Data records
----------

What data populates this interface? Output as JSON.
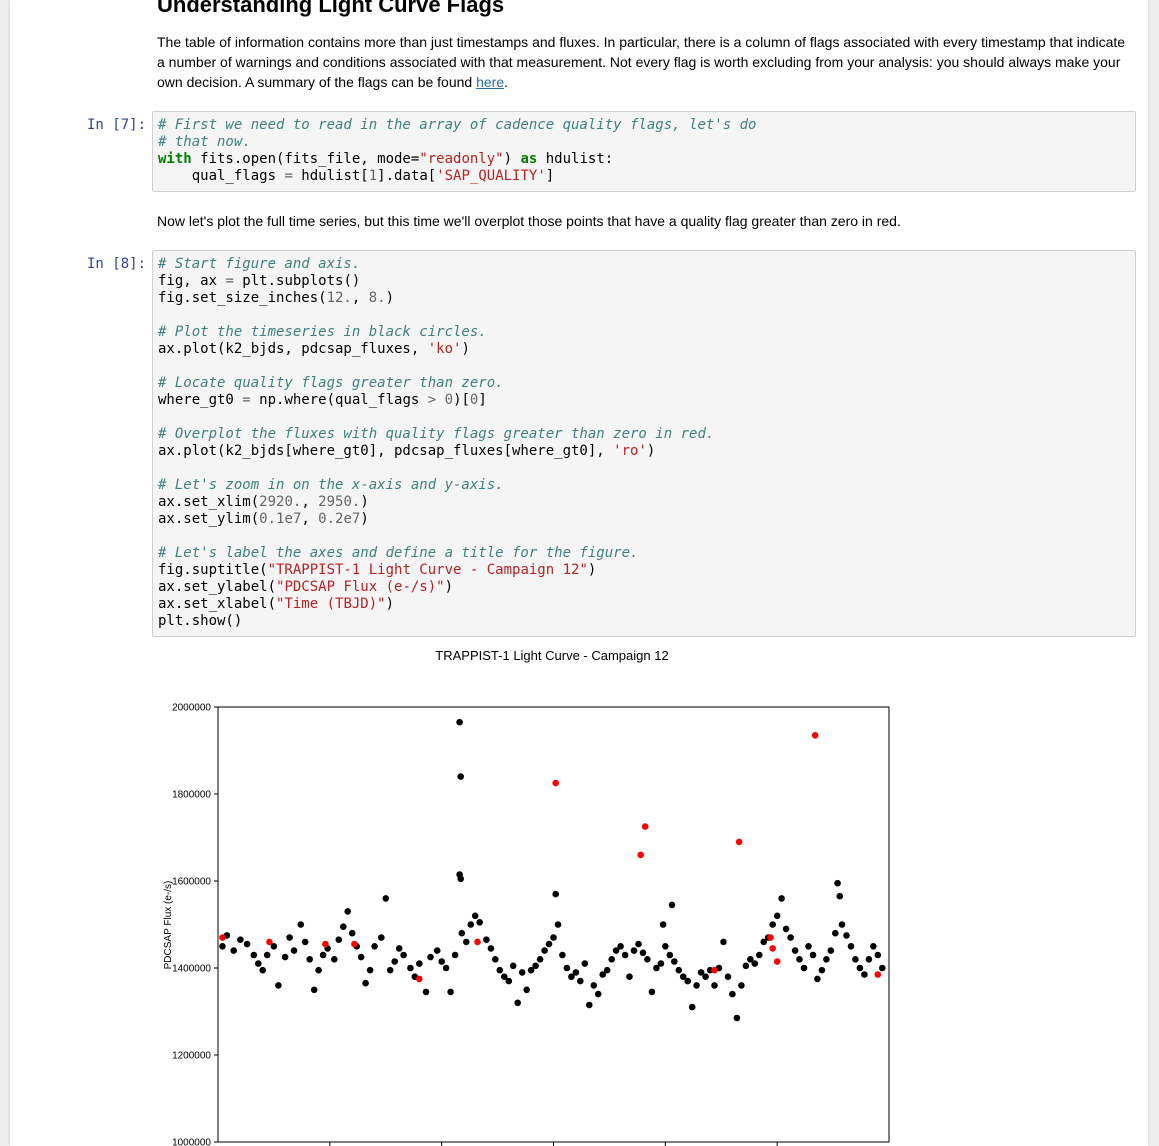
{
  "heading": "Understanding Light Curve Flags",
  "intro": {
    "text": "The table of information contains more than just timestamps and fluxes. In particular, there is a column of flags associated with every timestamp that indicate a number of warnings and conditions associated with that measurement. Not every flag is worth excluding from your analysis: you should always make your own decision. A summary of the flags can be found ",
    "link_text": "here",
    "suffix": "."
  },
  "cell7": {
    "prompt": "In [7]:",
    "lines": [
      [
        [
          "c",
          "# First we need to read in the array of cadence quality flags, let's do"
        ]
      ],
      [
        [
          "c",
          "# that now."
        ]
      ],
      [
        [
          "k",
          "with"
        ],
        [
          "t",
          " fits.open(fits_file, mode="
        ],
        [
          "s",
          "\"readonly\""
        ],
        [
          "t",
          ") "
        ],
        [
          "k",
          "as"
        ],
        [
          "t",
          " hdulist:"
        ]
      ],
      [
        [
          "t",
          "    qual_flags "
        ],
        [
          "o",
          "="
        ],
        [
          "t",
          " hdulist["
        ],
        [
          "n",
          "1"
        ],
        [
          "t",
          "].data["
        ],
        [
          "s",
          "'SAP_QUALITY'"
        ],
        [
          "t",
          "]"
        ]
      ]
    ]
  },
  "between_text": "Now let's plot the full time series, but this time we'll overplot those points that have a quality flag greater than zero in red.",
  "cell8": {
    "prompt": "In [8]:",
    "lines": [
      [
        [
          "c",
          "# Start figure and axis."
        ]
      ],
      [
        [
          "t",
          "fig, ax "
        ],
        [
          "o",
          "="
        ],
        [
          "t",
          " plt.subplots()"
        ]
      ],
      [
        [
          "t",
          "fig.set_size_inches("
        ],
        [
          "n",
          "12."
        ],
        [
          "t",
          ", "
        ],
        [
          "n",
          "8."
        ],
        [
          "t",
          ")"
        ]
      ],
      [],
      [
        [
          "c",
          "# Plot the timeseries in black circles."
        ]
      ],
      [
        [
          "t",
          "ax.plot(k2_bjds, pdcsap_fluxes, "
        ],
        [
          "s",
          "'ko'"
        ],
        [
          "t",
          ")"
        ]
      ],
      [],
      [
        [
          "c",
          "# Locate quality flags greater than zero."
        ]
      ],
      [
        [
          "t",
          "where_gt0 "
        ],
        [
          "o",
          "="
        ],
        [
          "t",
          " np.where(qual_flags "
        ],
        [
          "o",
          ">"
        ],
        [
          "t",
          " "
        ],
        [
          "n",
          "0"
        ],
        [
          "t",
          ")["
        ],
        [
          "n",
          "0"
        ],
        [
          "t",
          "]"
        ]
      ],
      [],
      [
        [
          "c",
          "# Overplot the fluxes with quality flags greater than zero in red."
        ]
      ],
      [
        [
          "t",
          "ax.plot(k2_bjds[where_gt0], pdcsap_fluxes[where_gt0], "
        ],
        [
          "s",
          "'ro'"
        ],
        [
          "t",
          ")"
        ]
      ],
      [],
      [
        [
          "c",
          "# Let's zoom in on the x-axis and y-axis."
        ]
      ],
      [
        [
          "t",
          "ax.set_xlim("
        ],
        [
          "n",
          "2920."
        ],
        [
          "t",
          ", "
        ],
        [
          "n",
          "2950."
        ],
        [
          "t",
          ")"
        ]
      ],
      [
        [
          "t",
          "ax.set_ylim("
        ],
        [
          "n",
          "0.1e7"
        ],
        [
          "t",
          ", "
        ],
        [
          "n",
          "0.2e7"
        ],
        [
          "t",
          ")"
        ]
      ],
      [],
      [
        [
          "c",
          "# Let's label the axes and define a title for the figure."
        ]
      ],
      [
        [
          "t",
          "fig.suptitle("
        ],
        [
          "s",
          "\"TRAPPIST-1 Light Curve - Campaign 12\""
        ],
        [
          "t",
          ")"
        ]
      ],
      [
        [
          "t",
          "ax.set_ylabel("
        ],
        [
          "s",
          "\"PDCSAP Flux (e-/s)\""
        ],
        [
          "t",
          ")"
        ]
      ],
      [
        [
          "t",
          "ax.set_xlabel("
        ],
        [
          "s",
          "\"Time (TBJD)\""
        ],
        [
          "t",
          ")"
        ]
      ],
      [
        [
          "t",
          "plt.show()"
        ]
      ]
    ]
  },
  "chart_data": {
    "type": "scatter",
    "title": "TRAPPIST-1 Light Curve - Campaign 12",
    "ylabel": "PDCSAP Flux (e-/s)",
    "xlabel": "Time (TBJD)",
    "xlim": [
      2920,
      2950
    ],
    "ylim": [
      1000000,
      2000000
    ],
    "yticks": [
      1000000,
      1200000,
      1400000,
      1600000,
      1800000,
      2000000
    ],
    "ytick_labels": [
      "1000000",
      "1200000",
      "1400000",
      "1600000",
      "1800000",
      "2000000"
    ],
    "xticks": [
      2925,
      2930,
      2935,
      2940,
      2945
    ],
    "grid": false,
    "legend": false,
    "series": [
      {
        "color": "#000000",
        "points": [
          [
            2920.2,
            1450000
          ],
          [
            2920.4,
            1475000
          ],
          [
            2920.7,
            1440000
          ],
          [
            2921.0,
            1465000
          ],
          [
            2921.3,
            1455000
          ],
          [
            2921.6,
            1430000
          ],
          [
            2921.8,
            1410000
          ],
          [
            2922.0,
            1395000
          ],
          [
            2922.2,
            1430000
          ],
          [
            2922.5,
            1450000
          ],
          [
            2922.7,
            1360000
          ],
          [
            2923.0,
            1425000
          ],
          [
            2923.2,
            1470000
          ],
          [
            2923.4,
            1440000
          ],
          [
            2923.7,
            1500000
          ],
          [
            2923.9,
            1460000
          ],
          [
            2924.1,
            1420000
          ],
          [
            2924.3,
            1350000
          ],
          [
            2924.5,
            1395000
          ],
          [
            2924.7,
            1430000
          ],
          [
            2924.9,
            1445000
          ],
          [
            2925.2,
            1420000
          ],
          [
            2925.4,
            1465000
          ],
          [
            2925.6,
            1495000
          ],
          [
            2925.8,
            1530000
          ],
          [
            2926.0,
            1480000
          ],
          [
            2926.2,
            1450000
          ],
          [
            2926.4,
            1425000
          ],
          [
            2926.6,
            1365000
          ],
          [
            2926.8,
            1395000
          ],
          [
            2927.0,
            1450000
          ],
          [
            2927.3,
            1470000
          ],
          [
            2927.5,
            1560000
          ],
          [
            2927.7,
            1395000
          ],
          [
            2927.9,
            1415000
          ],
          [
            2928.1,
            1445000
          ],
          [
            2928.3,
            1430000
          ],
          [
            2928.6,
            1400000
          ],
          [
            2928.8,
            1380000
          ],
          [
            2929.0,
            1410000
          ],
          [
            2929.3,
            1345000
          ],
          [
            2929.5,
            1425000
          ],
          [
            2929.8,
            1440000
          ],
          [
            2930.0,
            1415000
          ],
          [
            2930.2,
            1400000
          ],
          [
            2930.4,
            1345000
          ],
          [
            2930.6,
            1430000
          ],
          [
            2930.8,
            1965000
          ],
          [
            2930.85,
            1840000
          ],
          [
            2930.8,
            1615000
          ],
          [
            2930.85,
            1605000
          ],
          [
            2930.9,
            1480000
          ],
          [
            2931.1,
            1460000
          ],
          [
            2931.3,
            1500000
          ],
          [
            2931.5,
            1520000
          ],
          [
            2931.7,
            1505000
          ],
          [
            2932.0,
            1465000
          ],
          [
            2932.2,
            1445000
          ],
          [
            2932.4,
            1420000
          ],
          [
            2932.6,
            1395000
          ],
          [
            2932.8,
            1380000
          ],
          [
            2933.0,
            1370000
          ],
          [
            2933.2,
            1405000
          ],
          [
            2933.4,
            1320000
          ],
          [
            2933.6,
            1390000
          ],
          [
            2933.8,
            1350000
          ],
          [
            2934.0,
            1395000
          ],
          [
            2934.2,
            1405000
          ],
          [
            2934.4,
            1420000
          ],
          [
            2934.6,
            1440000
          ],
          [
            2934.8,
            1455000
          ],
          [
            2935.0,
            1470000
          ],
          [
            2935.1,
            1570000
          ],
          [
            2935.2,
            1500000
          ],
          [
            2935.4,
            1430000
          ],
          [
            2935.6,
            1400000
          ],
          [
            2935.8,
            1380000
          ],
          [
            2936.0,
            1390000
          ],
          [
            2936.2,
            1370000
          ],
          [
            2936.4,
            1410000
          ],
          [
            2936.6,
            1315000
          ],
          [
            2936.8,
            1360000
          ],
          [
            2937.0,
            1340000
          ],
          [
            2937.2,
            1385000
          ],
          [
            2937.4,
            1395000
          ],
          [
            2937.6,
            1420000
          ],
          [
            2937.8,
            1440000
          ],
          [
            2938.0,
            1450000
          ],
          [
            2938.2,
            1430000
          ],
          [
            2938.4,
            1380000
          ],
          [
            2938.6,
            1440000
          ],
          [
            2938.8,
            1455000
          ],
          [
            2939.0,
            1435000
          ],
          [
            2939.2,
            1420000
          ],
          [
            2939.4,
            1345000
          ],
          [
            2939.6,
            1400000
          ],
          [
            2939.8,
            1410000
          ],
          [
            2939.9,
            1500000
          ],
          [
            2940.0,
            1450000
          ],
          [
            2940.2,
            1430000
          ],
          [
            2940.3,
            1545000
          ],
          [
            2940.4,
            1415000
          ],
          [
            2940.6,
            1395000
          ],
          [
            2940.8,
            1380000
          ],
          [
            2941.0,
            1370000
          ],
          [
            2941.2,
            1310000
          ],
          [
            2941.4,
            1360000
          ],
          [
            2941.6,
            1390000
          ],
          [
            2941.8,
            1380000
          ],
          [
            2942.0,
            1395000
          ],
          [
            2942.2,
            1360000
          ],
          [
            2942.4,
            1400000
          ],
          [
            2942.6,
            1460000
          ],
          [
            2942.8,
            1380000
          ],
          [
            2943.0,
            1340000
          ],
          [
            2943.2,
            1285000
          ],
          [
            2943.4,
            1360000
          ],
          [
            2943.6,
            1405000
          ],
          [
            2943.8,
            1420000
          ],
          [
            2944.0,
            1410000
          ],
          [
            2944.2,
            1430000
          ],
          [
            2944.4,
            1460000
          ],
          [
            2944.6,
            1470000
          ],
          [
            2944.8,
            1500000
          ],
          [
            2945.0,
            1520000
          ],
          [
            2945.2,
            1560000
          ],
          [
            2945.4,
            1490000
          ],
          [
            2945.6,
            1470000
          ],
          [
            2945.8,
            1440000
          ],
          [
            2946.0,
            1420000
          ],
          [
            2946.2,
            1400000
          ],
          [
            2946.4,
            1450000
          ],
          [
            2946.6,
            1430000
          ],
          [
            2946.8,
            1375000
          ],
          [
            2947.0,
            1395000
          ],
          [
            2947.2,
            1420000
          ],
          [
            2947.4,
            1440000
          ],
          [
            2947.6,
            1480000
          ],
          [
            2947.7,
            1595000
          ],
          [
            2947.8,
            1565000
          ],
          [
            2947.9,
            1500000
          ],
          [
            2948.1,
            1475000
          ],
          [
            2948.3,
            1450000
          ],
          [
            2948.5,
            1420000
          ],
          [
            2948.7,
            1400000
          ],
          [
            2948.9,
            1385000
          ],
          [
            2949.1,
            1420000
          ],
          [
            2949.3,
            1450000
          ],
          [
            2949.5,
            1430000
          ],
          [
            2949.7,
            1400000
          ]
        ]
      },
      {
        "color": "#ff0000",
        "points": [
          [
            2920.2,
            1470000
          ],
          [
            2922.3,
            1460000
          ],
          [
            2924.8,
            1455000
          ],
          [
            2926.1,
            1455000
          ],
          [
            2929.0,
            1375000
          ],
          [
            2931.6,
            1460000
          ],
          [
            2935.1,
            1825000
          ],
          [
            2938.9,
            1660000
          ],
          [
            2939.1,
            1725000
          ],
          [
            2942.2,
            1395000
          ],
          [
            2943.3,
            1690000
          ],
          [
            2944.7,
            1470000
          ],
          [
            2944.8,
            1445000
          ],
          [
            2945.0,
            1415000
          ],
          [
            2946.7,
            1935000
          ],
          [
            2949.5,
            1385000
          ],
          [
            2950.4,
            1800000
          ],
          [
            2950.6,
            1465000
          ]
        ]
      }
    ]
  }
}
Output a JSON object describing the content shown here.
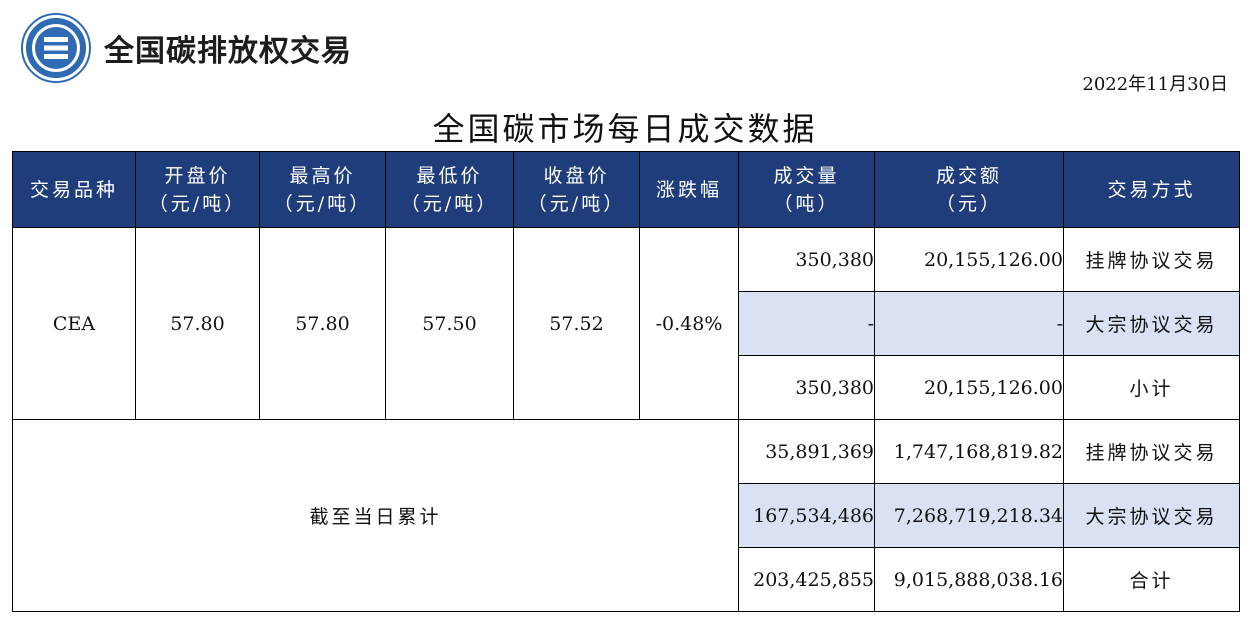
{
  "header": {
    "org_name": "全国碳排放权交易",
    "date": "2022年11月30日",
    "title": "全国碳市场每日成交数据"
  },
  "colors": {
    "header_bg": "#1f3d7a",
    "row_highlight": "#d9e1f2",
    "logo_blue": "#2f6bb5"
  },
  "table": {
    "headers": [
      {
        "line1": "交易品种",
        "line2": ""
      },
      {
        "line1": "开盘价",
        "line2": "（元/吨）"
      },
      {
        "line1": "最高价",
        "line2": "（元/吨）"
      },
      {
        "line1": "最低价",
        "line2": "（元/吨）"
      },
      {
        "line1": "收盘价",
        "line2": "（元/吨）"
      },
      {
        "line1": "涨跌幅",
        "line2": ""
      },
      {
        "line1": "成交量",
        "line2": "（吨）"
      },
      {
        "line1": "成交额",
        "line2": "（元）"
      },
      {
        "line1": "交易方式",
        "line2": ""
      }
    ],
    "daily": {
      "product": "CEA",
      "open": "57.80",
      "high": "57.80",
      "low": "57.50",
      "close": "57.52",
      "change": "-0.48%",
      "rows": [
        {
          "volume": "350,380",
          "amount": "20,155,126.00",
          "method": "挂牌协议交易"
        },
        {
          "volume": "-",
          "amount": "-",
          "method": "大宗协议交易"
        },
        {
          "volume": "350,380",
          "amount": "20,155,126.00",
          "method": "小计"
        }
      ]
    },
    "cumulative": {
      "label": "截至当日累计",
      "rows": [
        {
          "volume": "35,891,369",
          "amount": "1,747,168,819.82",
          "method": "挂牌协议交易"
        },
        {
          "volume": "167,534,486",
          "amount": "7,268,719,218.34",
          "method": "大宗协议交易"
        },
        {
          "volume": "203,425,855",
          "amount": "9,015,888,038.16",
          "method": "合计"
        }
      ]
    }
  }
}
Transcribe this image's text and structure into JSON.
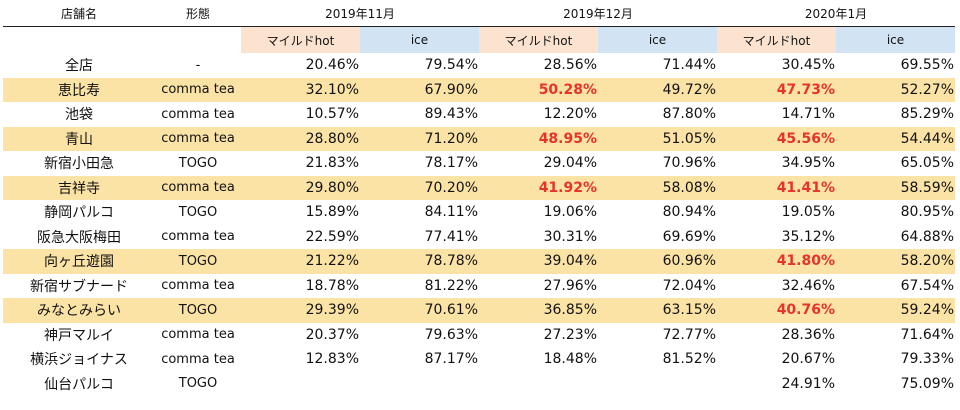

----------

#### What you are asked to do:
Where a line in the material contains "Curve", copy that line.

#### Exercise result:
  "heading": "Understanding Light Curve Flags",
          "\"TRAPPIST-1 Light Curve - Campaign 12\""
    "title": "TRAPPIST-1 Light Curve - Campaign 12",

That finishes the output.